Written task
Repeat the records below exactly, leaving out every picture.

(Extracted data entries)
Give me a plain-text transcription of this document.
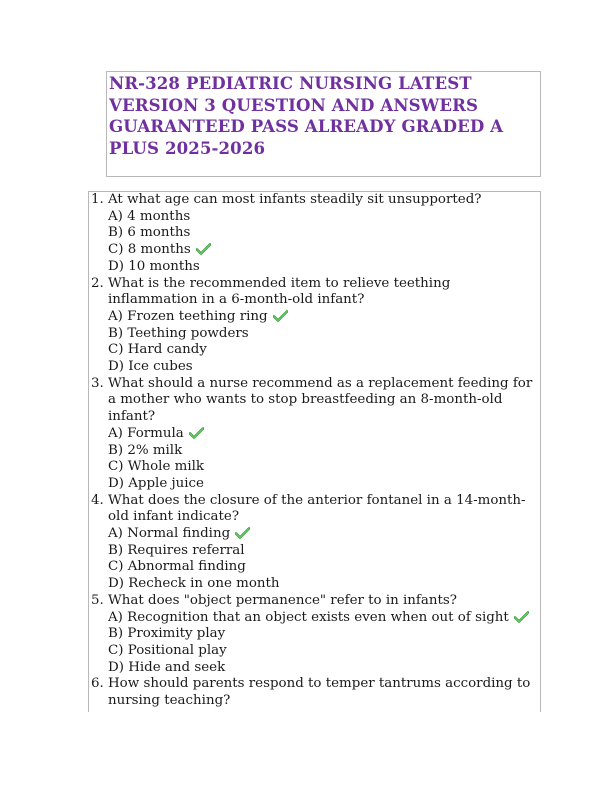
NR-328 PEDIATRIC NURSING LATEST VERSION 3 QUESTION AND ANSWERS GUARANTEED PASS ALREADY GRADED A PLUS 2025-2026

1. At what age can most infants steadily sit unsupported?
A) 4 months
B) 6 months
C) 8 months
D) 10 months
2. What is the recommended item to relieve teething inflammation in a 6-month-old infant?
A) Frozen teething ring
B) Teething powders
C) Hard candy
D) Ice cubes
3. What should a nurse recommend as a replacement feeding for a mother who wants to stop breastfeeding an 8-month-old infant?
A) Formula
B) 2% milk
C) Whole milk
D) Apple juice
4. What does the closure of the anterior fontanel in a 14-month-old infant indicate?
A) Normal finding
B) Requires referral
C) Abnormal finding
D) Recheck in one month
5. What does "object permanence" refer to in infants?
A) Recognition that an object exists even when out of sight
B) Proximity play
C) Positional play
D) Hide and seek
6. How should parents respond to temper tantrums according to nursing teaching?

Worked solution
Give me a plain-text transcription of this document.
NR-328 PEDIATRIC NURSING LATEST VERSION 3 QUESTION AND ANSWERS GUARANTEED PASS ALREADY GRADED A PLUS 2025-2026

1. At what age can most infants steadily sit unsupported?
A) 4 months
B) 6 months
C) 8 months
D) 10 months
2. What is the recommended item to relieve teething inflammation in a 6-month-old infant?
A) Frozen teething ring
B) Teething powders
C) Hard candy
D) Ice cubes
3. What should a nurse recommend as a replacement feeding for a mother who wants to stop breastfeeding an 8-month-old infant?
A) Formula
B) 2% milk
C) Whole milk
D) Apple juice
4. What does the closure of the anterior fontanel in a 14-month-old infant indicate?
A) Normal finding
B) Requires referral
C) Abnormal finding
D) Recheck in one month
5. What does "object permanence" refer to in infants?
A) Recognition that an object exists even when out of sight
B) Proximity play
C) Positional play
D) Hide and seek
6. How should parents respond to temper tantrums according to nursing teaching?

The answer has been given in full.